■ **TASK DESCRIPTION**: Repeat all the material exactly; pictures stay out of your copy.

■ **RECORDS**:
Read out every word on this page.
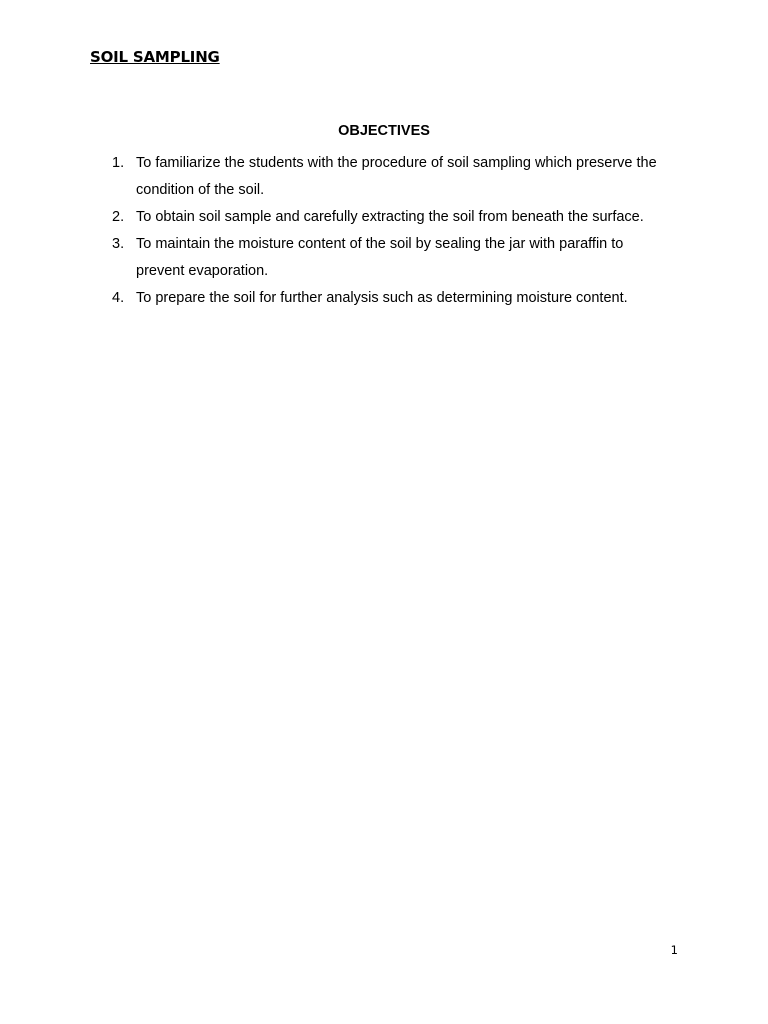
SOIL SAMPLING
OBJECTIVES
1. To familiarize the students with the procedure of soil sampling which preserve the condition of the soil.
2. To obtain soil sample and carefully extracting the soil from beneath the surface.
3. To maintain the moisture content of the soil by sealing the jar with paraffin to prevent evaporation.
4. To prepare the soil for further analysis such as determining moisture content.
1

■ **ANSWER TO THE PROBLEM**:
Read out every word on this page.
SOIL SAMPLING
OBJECTIVES
1. To familiarize the students with the procedure of soil sampling which preserve the condition of the soil.
2. To obtain soil sample and carefully extracting the soil from beneath the surface.
3. To maintain the moisture content of the soil by sealing the jar with paraffin to prevent evaporation.
4. To prepare the soil for further analysis such as determining moisture content.
1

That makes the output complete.